EXERCISE OBJECTIVE: Search the listing below for the string "JORGE" and copy every line where it occurs.

EXTRACTED ENTRIES:

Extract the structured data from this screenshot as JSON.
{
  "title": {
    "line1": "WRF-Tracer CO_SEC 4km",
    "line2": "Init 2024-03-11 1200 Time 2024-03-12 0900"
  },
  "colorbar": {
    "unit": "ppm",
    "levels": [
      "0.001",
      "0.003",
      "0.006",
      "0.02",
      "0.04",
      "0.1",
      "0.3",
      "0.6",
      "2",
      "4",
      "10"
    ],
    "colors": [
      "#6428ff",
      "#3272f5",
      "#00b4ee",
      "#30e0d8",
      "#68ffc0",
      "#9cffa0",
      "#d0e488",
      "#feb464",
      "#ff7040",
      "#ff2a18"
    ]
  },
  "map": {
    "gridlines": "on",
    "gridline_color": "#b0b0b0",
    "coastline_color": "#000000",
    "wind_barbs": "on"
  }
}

==

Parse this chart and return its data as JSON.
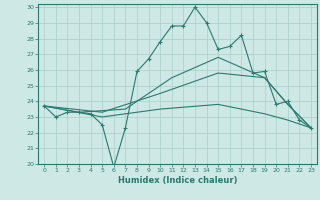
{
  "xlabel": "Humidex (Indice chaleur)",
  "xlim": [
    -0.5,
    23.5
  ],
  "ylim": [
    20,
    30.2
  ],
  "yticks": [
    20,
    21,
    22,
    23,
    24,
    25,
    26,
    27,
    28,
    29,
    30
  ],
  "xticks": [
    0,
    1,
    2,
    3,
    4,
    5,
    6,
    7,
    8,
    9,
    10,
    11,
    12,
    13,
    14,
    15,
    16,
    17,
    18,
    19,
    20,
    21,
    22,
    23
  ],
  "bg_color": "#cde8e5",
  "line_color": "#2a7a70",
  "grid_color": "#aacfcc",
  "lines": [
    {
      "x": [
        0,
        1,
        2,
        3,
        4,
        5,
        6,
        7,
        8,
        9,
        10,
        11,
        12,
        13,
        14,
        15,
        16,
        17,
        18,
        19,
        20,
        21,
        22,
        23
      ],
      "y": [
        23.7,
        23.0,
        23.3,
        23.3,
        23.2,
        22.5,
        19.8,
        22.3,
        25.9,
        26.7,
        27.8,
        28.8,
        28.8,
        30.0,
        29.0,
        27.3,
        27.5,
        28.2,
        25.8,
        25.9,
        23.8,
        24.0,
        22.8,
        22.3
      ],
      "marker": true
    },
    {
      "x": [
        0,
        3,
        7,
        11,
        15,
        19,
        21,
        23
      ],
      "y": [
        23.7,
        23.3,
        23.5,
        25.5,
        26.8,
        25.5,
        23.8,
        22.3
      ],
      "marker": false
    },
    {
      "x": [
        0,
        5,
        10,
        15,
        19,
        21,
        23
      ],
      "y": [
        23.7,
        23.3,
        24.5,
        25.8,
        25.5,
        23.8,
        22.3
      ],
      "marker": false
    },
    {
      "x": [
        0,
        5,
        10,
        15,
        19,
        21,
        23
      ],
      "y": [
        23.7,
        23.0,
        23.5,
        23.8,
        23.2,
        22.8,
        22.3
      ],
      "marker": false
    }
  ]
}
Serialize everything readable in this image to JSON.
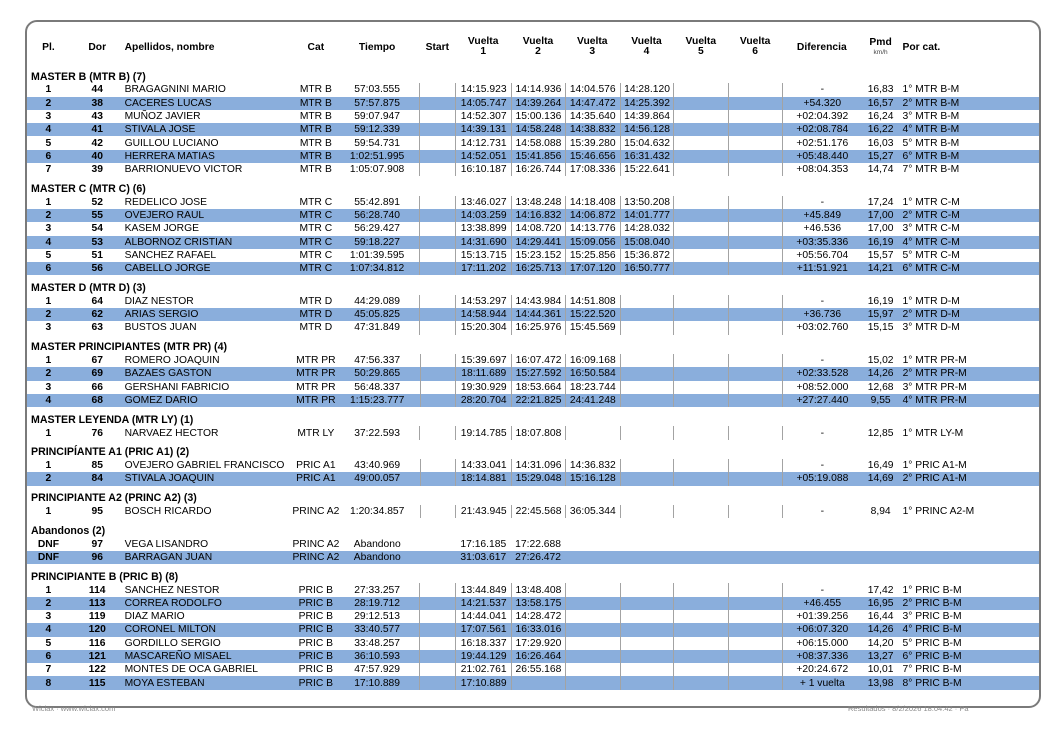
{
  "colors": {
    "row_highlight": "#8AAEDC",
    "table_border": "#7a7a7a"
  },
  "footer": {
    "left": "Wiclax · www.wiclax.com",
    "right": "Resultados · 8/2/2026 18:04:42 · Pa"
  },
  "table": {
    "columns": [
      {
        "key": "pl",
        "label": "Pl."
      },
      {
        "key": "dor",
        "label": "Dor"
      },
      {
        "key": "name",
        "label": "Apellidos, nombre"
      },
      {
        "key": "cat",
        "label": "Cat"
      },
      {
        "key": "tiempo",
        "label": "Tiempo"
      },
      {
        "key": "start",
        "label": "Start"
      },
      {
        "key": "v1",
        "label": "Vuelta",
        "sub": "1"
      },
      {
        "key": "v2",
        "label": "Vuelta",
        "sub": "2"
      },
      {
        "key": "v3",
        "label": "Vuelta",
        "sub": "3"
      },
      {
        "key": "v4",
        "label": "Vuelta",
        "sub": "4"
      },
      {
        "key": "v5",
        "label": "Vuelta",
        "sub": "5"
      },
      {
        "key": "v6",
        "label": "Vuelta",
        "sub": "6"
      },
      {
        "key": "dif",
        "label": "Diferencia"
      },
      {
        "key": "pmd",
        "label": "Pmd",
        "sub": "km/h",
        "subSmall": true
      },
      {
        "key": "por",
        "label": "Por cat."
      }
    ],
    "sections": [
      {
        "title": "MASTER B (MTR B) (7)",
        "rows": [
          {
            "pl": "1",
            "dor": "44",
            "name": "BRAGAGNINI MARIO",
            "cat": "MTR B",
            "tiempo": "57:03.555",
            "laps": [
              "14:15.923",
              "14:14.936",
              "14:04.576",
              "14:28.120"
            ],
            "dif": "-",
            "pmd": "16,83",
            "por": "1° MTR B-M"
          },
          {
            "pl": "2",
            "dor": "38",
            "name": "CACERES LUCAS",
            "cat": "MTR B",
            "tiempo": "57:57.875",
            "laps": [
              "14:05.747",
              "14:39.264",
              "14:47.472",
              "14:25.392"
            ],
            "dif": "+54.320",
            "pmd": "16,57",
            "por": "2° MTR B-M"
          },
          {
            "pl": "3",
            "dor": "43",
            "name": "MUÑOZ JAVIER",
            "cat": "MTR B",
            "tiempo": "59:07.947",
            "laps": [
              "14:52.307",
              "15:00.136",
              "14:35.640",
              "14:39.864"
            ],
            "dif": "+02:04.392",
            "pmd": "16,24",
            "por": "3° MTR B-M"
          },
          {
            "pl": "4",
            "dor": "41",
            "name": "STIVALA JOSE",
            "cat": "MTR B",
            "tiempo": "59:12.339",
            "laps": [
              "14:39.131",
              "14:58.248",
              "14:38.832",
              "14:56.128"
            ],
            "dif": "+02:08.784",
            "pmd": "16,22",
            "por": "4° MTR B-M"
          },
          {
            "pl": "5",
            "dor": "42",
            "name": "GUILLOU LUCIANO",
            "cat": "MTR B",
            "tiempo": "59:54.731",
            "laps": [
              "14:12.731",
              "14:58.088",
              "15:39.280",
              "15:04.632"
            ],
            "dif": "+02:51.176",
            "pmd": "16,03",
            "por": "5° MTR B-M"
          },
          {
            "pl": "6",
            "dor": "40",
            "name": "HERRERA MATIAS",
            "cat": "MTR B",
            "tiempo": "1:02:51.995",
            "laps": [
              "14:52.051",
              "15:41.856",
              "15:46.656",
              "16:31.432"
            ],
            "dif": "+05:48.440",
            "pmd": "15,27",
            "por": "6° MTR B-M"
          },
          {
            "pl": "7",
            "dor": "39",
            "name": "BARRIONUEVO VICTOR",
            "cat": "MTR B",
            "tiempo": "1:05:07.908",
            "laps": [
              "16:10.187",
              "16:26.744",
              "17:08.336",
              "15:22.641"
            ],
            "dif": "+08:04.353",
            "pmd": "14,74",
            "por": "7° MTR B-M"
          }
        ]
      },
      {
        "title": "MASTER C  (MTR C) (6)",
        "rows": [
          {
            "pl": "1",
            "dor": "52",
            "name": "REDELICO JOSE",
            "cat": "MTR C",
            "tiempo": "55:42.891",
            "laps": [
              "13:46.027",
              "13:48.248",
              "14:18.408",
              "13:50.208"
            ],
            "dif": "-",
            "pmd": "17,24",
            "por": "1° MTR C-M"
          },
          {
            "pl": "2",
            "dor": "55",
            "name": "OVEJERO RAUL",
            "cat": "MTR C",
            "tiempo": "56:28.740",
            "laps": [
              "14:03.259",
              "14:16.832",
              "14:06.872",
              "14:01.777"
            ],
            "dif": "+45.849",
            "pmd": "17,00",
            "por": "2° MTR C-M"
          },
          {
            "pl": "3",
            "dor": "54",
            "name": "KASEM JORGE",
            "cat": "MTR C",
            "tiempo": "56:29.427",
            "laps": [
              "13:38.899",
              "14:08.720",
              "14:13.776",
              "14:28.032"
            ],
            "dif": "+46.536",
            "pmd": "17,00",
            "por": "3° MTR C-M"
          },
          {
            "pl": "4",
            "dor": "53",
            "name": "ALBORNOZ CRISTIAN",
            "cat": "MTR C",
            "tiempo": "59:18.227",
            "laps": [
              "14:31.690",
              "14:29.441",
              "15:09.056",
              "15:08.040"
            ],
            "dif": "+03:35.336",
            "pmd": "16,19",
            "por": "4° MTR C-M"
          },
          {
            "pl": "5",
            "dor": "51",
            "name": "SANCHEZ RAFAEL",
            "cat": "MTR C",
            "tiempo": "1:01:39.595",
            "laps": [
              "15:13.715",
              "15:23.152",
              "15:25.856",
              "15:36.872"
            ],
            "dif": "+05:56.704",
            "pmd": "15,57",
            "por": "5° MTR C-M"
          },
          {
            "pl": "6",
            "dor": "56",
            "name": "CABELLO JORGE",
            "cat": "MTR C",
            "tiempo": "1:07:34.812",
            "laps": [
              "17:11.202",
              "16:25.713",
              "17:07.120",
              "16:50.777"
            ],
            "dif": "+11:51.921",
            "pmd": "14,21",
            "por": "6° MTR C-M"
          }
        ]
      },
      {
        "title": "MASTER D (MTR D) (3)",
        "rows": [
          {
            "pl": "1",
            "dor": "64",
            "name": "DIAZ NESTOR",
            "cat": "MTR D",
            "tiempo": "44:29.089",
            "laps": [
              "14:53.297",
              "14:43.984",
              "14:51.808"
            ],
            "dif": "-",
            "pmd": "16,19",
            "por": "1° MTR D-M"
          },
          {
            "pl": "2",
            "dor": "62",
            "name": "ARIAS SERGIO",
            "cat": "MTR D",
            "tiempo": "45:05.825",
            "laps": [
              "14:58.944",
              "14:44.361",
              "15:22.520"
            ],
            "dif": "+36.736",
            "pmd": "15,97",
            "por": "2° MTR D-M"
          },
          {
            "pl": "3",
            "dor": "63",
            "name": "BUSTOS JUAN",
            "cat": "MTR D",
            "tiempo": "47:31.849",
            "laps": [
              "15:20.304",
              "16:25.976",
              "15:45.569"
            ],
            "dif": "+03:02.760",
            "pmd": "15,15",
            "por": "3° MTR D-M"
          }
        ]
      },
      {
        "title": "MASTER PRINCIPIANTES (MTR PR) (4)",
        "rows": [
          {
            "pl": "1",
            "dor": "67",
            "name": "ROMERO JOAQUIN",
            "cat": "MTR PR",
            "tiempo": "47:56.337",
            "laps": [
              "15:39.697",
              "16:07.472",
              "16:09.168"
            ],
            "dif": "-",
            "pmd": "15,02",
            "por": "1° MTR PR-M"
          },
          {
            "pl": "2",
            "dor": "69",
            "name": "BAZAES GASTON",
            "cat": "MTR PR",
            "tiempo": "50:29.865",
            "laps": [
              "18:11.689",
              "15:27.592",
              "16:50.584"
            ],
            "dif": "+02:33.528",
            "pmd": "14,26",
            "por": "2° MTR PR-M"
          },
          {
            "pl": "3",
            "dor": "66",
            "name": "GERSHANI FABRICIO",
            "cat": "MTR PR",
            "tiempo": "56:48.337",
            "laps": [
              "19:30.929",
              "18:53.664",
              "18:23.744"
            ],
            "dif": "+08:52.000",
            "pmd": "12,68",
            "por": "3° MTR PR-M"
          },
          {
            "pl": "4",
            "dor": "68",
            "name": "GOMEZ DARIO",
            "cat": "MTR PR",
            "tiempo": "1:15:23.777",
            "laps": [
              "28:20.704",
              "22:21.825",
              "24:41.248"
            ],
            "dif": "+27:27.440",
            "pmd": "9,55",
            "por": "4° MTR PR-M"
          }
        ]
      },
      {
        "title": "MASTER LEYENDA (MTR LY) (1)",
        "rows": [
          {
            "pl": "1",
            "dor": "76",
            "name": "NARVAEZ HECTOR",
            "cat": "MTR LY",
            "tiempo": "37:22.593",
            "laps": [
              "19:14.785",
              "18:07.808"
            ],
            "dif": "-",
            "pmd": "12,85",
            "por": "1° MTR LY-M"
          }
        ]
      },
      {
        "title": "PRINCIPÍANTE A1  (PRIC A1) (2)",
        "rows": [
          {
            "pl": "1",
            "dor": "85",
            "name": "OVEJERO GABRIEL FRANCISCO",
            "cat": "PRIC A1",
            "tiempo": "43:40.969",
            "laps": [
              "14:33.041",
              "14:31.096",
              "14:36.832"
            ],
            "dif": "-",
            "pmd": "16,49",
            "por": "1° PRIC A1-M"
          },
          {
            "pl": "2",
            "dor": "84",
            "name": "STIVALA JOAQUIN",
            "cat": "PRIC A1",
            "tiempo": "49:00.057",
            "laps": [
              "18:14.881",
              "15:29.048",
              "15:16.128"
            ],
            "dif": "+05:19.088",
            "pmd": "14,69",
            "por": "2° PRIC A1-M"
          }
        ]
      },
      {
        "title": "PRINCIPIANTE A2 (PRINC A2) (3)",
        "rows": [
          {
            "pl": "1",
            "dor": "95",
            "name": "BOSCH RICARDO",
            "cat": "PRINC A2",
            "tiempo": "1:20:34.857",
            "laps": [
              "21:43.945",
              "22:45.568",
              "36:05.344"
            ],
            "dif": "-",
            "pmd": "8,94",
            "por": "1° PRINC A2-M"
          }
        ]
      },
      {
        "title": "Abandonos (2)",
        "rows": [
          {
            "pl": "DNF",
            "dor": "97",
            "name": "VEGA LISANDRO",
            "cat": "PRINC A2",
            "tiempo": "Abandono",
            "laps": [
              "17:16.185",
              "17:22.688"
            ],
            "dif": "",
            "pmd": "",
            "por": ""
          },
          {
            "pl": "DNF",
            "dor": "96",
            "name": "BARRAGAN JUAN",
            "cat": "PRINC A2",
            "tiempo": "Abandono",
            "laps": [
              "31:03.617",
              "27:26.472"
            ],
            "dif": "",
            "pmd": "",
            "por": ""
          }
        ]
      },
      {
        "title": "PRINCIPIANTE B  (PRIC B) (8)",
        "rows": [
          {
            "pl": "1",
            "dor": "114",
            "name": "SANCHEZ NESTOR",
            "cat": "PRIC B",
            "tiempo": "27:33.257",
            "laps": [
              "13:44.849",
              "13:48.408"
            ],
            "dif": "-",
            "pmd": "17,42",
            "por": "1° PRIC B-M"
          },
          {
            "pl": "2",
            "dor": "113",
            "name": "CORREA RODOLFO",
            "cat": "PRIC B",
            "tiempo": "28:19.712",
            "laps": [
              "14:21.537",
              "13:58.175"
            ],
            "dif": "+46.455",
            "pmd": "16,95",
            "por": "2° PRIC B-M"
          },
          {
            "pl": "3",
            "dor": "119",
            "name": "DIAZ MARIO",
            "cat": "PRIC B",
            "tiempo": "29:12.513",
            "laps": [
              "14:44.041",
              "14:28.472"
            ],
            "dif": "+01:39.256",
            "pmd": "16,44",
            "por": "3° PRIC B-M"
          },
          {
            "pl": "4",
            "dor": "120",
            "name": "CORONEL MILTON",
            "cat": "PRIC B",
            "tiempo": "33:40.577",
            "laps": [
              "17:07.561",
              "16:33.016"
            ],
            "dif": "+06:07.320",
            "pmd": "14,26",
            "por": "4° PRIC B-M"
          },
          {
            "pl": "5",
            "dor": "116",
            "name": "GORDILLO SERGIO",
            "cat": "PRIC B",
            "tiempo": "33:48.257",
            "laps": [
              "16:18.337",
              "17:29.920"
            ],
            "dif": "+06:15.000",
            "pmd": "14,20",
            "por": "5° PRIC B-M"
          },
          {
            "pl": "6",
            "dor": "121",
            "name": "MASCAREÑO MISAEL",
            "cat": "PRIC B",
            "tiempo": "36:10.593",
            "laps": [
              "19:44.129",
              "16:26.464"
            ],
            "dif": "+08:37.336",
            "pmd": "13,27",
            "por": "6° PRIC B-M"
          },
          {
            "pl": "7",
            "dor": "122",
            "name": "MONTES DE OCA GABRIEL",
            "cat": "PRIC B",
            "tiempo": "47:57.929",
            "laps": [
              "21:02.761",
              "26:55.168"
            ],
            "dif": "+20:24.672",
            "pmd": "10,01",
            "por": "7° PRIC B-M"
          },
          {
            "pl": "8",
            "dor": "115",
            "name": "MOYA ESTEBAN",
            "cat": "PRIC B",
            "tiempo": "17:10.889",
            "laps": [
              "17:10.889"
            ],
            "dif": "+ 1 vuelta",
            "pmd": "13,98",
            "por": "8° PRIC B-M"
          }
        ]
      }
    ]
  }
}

WRITTEN REPLY:
            "name": "KASEM JORGE",
            "name": "CABELLO JORGE",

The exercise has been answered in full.